◆ **Exercise prompt**:
In the records below, find each line with the word "Flesch" and copy it.

[Items from a dataset]
== == ==

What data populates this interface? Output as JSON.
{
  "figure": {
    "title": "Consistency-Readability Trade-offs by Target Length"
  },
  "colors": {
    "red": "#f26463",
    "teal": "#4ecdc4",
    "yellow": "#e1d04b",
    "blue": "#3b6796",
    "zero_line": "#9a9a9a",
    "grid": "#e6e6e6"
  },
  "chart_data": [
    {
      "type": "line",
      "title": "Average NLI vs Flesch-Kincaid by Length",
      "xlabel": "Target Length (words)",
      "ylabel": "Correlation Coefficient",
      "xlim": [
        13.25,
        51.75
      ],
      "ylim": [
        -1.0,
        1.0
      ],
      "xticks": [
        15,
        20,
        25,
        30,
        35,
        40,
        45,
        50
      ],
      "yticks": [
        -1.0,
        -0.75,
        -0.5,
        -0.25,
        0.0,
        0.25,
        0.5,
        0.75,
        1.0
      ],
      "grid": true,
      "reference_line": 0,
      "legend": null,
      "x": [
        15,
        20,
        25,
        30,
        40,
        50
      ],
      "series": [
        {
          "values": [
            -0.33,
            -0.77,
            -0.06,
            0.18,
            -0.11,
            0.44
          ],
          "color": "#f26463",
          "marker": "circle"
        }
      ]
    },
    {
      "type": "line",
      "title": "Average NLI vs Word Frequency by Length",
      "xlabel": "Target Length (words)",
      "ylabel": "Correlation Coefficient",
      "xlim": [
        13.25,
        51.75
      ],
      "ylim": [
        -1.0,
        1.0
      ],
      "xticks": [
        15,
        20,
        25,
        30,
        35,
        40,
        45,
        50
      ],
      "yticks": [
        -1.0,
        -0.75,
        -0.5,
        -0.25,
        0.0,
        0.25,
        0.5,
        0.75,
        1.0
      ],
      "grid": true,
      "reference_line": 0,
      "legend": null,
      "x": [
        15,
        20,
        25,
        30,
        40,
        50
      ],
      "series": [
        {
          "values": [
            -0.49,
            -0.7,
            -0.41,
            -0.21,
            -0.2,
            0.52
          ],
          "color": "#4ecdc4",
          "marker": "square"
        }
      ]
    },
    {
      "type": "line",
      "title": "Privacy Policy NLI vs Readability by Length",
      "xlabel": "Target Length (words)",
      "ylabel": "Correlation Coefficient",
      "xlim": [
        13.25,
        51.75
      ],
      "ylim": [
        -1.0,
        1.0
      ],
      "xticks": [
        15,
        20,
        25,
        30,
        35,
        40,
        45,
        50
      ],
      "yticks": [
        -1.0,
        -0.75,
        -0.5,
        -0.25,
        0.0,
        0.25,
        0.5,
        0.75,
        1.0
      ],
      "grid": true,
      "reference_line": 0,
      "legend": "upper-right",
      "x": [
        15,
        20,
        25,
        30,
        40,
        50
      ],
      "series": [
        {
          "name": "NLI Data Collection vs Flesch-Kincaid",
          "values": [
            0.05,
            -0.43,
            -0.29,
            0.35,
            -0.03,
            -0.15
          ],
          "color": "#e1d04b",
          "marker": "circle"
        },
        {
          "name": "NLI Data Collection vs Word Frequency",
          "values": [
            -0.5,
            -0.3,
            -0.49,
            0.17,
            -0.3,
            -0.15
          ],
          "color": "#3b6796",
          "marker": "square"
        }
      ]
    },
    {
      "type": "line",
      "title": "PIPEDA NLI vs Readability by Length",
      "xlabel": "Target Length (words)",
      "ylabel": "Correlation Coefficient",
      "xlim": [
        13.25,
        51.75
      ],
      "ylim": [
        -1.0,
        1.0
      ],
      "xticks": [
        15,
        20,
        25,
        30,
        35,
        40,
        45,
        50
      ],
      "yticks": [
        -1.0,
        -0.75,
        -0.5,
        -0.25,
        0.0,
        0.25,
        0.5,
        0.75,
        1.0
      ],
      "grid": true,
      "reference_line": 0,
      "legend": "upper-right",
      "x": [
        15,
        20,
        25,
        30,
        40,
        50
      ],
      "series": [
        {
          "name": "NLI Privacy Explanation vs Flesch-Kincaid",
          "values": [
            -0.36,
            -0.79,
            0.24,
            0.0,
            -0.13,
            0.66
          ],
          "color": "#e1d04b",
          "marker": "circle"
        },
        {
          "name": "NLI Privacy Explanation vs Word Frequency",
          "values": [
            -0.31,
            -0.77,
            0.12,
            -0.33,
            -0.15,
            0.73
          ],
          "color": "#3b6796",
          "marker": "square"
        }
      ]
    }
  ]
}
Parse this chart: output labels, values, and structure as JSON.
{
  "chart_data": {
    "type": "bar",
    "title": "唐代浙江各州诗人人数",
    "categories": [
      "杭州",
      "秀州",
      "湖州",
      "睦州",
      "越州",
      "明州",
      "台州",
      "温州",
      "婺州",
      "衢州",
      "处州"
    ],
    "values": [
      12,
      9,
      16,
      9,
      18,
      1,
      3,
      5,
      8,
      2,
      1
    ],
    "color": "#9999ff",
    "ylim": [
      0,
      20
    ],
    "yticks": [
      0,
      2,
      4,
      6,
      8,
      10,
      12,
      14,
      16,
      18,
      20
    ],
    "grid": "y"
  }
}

== == ==

◆ **Solution to the problem**:
      "title": "Average NLI vs Flesch-Kincaid by Length",
          "name": "NLI Data Collection vs Flesch-Kincaid",
          "name": "NLI Privacy Explanation vs Flesch-Kincaid",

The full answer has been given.